Opgeslagen datasetitems:
▬▬▬▬▬▬
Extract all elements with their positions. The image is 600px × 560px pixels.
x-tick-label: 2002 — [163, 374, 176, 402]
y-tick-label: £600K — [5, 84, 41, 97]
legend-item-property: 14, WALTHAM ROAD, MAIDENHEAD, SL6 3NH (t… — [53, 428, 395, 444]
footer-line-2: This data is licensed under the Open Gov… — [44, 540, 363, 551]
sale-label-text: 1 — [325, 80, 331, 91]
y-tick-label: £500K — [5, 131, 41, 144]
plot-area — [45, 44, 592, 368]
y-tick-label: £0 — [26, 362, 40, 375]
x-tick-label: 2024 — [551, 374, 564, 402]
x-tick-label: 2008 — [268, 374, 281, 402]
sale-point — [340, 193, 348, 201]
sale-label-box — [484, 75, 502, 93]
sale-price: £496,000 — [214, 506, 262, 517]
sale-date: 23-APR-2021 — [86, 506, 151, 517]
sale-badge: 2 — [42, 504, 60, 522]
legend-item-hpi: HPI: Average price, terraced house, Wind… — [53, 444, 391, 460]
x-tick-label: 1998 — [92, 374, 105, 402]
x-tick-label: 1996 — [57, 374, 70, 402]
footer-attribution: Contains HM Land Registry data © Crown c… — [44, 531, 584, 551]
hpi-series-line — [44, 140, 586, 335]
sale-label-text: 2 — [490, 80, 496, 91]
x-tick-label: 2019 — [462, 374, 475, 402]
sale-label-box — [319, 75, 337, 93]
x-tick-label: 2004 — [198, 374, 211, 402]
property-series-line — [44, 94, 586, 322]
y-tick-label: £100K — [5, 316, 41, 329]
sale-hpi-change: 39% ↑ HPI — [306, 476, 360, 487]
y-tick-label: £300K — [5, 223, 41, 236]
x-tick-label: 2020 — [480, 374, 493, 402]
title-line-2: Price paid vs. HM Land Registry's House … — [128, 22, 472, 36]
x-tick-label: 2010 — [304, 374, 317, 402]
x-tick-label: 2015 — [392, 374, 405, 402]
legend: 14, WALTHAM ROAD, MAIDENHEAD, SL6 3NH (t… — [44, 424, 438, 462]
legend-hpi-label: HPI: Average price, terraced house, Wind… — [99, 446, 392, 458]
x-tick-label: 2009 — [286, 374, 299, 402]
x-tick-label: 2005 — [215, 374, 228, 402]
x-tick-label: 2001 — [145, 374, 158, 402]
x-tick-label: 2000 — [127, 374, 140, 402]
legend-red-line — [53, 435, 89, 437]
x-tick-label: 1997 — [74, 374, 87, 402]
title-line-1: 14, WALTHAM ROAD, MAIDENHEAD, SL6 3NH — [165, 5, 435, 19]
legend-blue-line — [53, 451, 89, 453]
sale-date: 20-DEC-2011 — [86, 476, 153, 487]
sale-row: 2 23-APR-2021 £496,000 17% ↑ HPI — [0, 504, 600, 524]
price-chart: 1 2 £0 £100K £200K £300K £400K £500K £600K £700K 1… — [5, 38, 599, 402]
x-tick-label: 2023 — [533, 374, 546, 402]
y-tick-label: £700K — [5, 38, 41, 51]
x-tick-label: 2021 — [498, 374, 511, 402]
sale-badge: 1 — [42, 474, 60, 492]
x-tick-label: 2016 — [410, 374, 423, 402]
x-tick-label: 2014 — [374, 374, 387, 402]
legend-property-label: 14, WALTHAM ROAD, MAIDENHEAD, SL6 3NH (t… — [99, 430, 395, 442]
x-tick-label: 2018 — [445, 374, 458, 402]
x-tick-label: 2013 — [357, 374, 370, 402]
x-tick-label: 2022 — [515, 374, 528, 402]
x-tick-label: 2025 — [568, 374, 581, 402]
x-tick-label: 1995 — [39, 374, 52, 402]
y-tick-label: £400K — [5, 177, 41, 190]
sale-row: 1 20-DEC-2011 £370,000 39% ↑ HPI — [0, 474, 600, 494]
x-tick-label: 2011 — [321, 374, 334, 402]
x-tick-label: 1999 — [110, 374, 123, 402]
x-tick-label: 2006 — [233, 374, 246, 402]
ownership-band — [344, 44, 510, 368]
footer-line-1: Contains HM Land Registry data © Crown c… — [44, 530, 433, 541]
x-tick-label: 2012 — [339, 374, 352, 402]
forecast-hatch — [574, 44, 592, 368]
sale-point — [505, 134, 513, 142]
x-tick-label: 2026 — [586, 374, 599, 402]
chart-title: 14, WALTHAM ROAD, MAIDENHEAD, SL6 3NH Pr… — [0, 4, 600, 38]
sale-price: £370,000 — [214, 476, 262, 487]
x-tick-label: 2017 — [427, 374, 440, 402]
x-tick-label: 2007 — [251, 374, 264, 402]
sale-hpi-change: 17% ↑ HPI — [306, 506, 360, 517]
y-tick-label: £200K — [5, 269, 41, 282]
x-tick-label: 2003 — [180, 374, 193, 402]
▬▬▬▬▬▬
** Doel van taak **
Schrijf alle bovenstaande rijen teken voor teken over, zonder iets weg te laten of te wijzigen.

** De uitvoer **
Extract all elements with their positions. The image is 600px × 560px pixels.
x-tick-label: 2002 — [163, 374, 176, 402]
y-tick-label: £600K — [5, 84, 41, 97]
legend-item-property: 14, WALTHAM ROAD, MAIDENHEAD, SL6 3NH (t… — [53, 428, 395, 444]
footer-line-2: This data is licensed under the Open Gov… — [44, 540, 363, 551]
sale-label-text: 1 — [325, 80, 331, 91]
y-tick-label: £500K — [5, 131, 41, 144]
plot-area — [45, 44, 592, 368]
y-tick-label: £0 — [26, 362, 40, 375]
x-tick-label: 2024 — [551, 374, 564, 402]
x-tick-label: 2008 — [268, 374, 281, 402]
sale-point — [340, 193, 348, 201]
sale-label-box — [484, 75, 502, 93]
sale-price: £496,000 — [214, 506, 262, 517]
sale-date: 23-APR-2021 — [86, 506, 151, 517]
sale-badge: 2 — [42, 504, 60, 522]
legend-item-hpi: HPI: Average price, terraced house, Wind… — [53, 444, 391, 460]
x-tick-label: 1998 — [92, 374, 105, 402]
x-tick-label: 1996 — [57, 374, 70, 402]
footer-attribution: Contains HM Land Registry data © Crown c… — [44, 531, 584, 551]
hpi-series-line — [44, 140, 586, 335]
sale-label-text: 2 — [490, 80, 496, 91]
x-tick-label: 2019 — [462, 374, 475, 402]
sale-label-box — [319, 75, 337, 93]
x-tick-label: 2004 — [198, 374, 211, 402]
property-series-line — [44, 94, 586, 322]
y-tick-label: £100K — [5, 316, 41, 329]
sale-hpi-change: 39% ↑ HPI — [306, 476, 360, 487]
y-tick-label: £300K — [5, 223, 41, 236]
x-tick-label: 2020 — [480, 374, 493, 402]
title-line-2: Price paid vs. HM Land Registry's House … — [128, 22, 472, 36]
x-tick-label: 2010 — [304, 374, 317, 402]
x-tick-label: 2015 — [392, 374, 405, 402]
legend: 14, WALTHAM ROAD, MAIDENHEAD, SL6 3NH (t… — [44, 424, 438, 462]
legend-hpi-label: HPI: Average price, terraced house, Wind… — [99, 446, 392, 458]
x-tick-label: 2009 — [286, 374, 299, 402]
x-tick-label: 2005 — [215, 374, 228, 402]
x-tick-label: 2001 — [145, 374, 158, 402]
x-tick-label: 2000 — [127, 374, 140, 402]
legend-red-line — [53, 435, 89, 437]
x-tick-label: 1997 — [74, 374, 87, 402]
title-line-1: 14, WALTHAM ROAD, MAIDENHEAD, SL6 3NH — [165, 5, 435, 19]
legend-blue-line — [53, 451, 89, 453]
sale-date: 20-DEC-2011 — [86, 476, 153, 487]
sale-row: 2 23-APR-2021 £496,000 17% ↑ HPI — [0, 504, 600, 524]
price-chart: 1 2 £0 £100K £200K £300K £400K £500K £600K £700K 1… — [5, 38, 599, 402]
x-tick-label: 2023 — [533, 374, 546, 402]
y-tick-label: £700K — [5, 38, 41, 51]
x-tick-label: 2021 — [498, 374, 511, 402]
sale-badge: 1 — [42, 474, 60, 492]
x-tick-label: 2016 — [410, 374, 423, 402]
x-tick-label: 2014 — [374, 374, 387, 402]
legend-property-label: 14, WALTHAM ROAD, MAIDENHEAD, SL6 3NH (t… — [99, 430, 395, 442]
x-tick-label: 2018 — [445, 374, 458, 402]
x-tick-label: 2013 — [357, 374, 370, 402]
x-tick-label: 2022 — [515, 374, 528, 402]
x-tick-label: 2025 — [568, 374, 581, 402]
x-tick-label: 1995 — [39, 374, 52, 402]
y-tick-label: £400K — [5, 177, 41, 190]
sale-row: 1 20-DEC-2011 £370,000 39% ↑ HPI — [0, 474, 600, 494]
x-tick-label: 2011 — [321, 374, 334, 402]
x-tick-label: 1999 — [110, 374, 123, 402]
x-tick-label: 2006 — [233, 374, 246, 402]
ownership-band — [344, 44, 510, 368]
footer-line-1: Contains HM Land Registry data © Crown c… — [44, 530, 433, 541]
x-tick-label: 2012 — [339, 374, 352, 402]
forecast-hatch — [574, 44, 592, 368]
sale-point — [505, 134, 513, 142]
x-tick-label: 2026 — [586, 374, 599, 402]
chart-title: 14, WALTHAM ROAD, MAIDENHEAD, SL6 3NH Pr… — [0, 4, 600, 38]
sale-price: £370,000 — [214, 476, 262, 487]
x-tick-label: 2017 — [427, 374, 440, 402]
x-tick-label: 2007 — [251, 374, 264, 402]
sale-hpi-change: 17% ↑ HPI — [306, 506, 360, 517]
y-tick-label: £200K — [5, 269, 41, 282]
x-tick-label: 2003 — [180, 374, 193, 402]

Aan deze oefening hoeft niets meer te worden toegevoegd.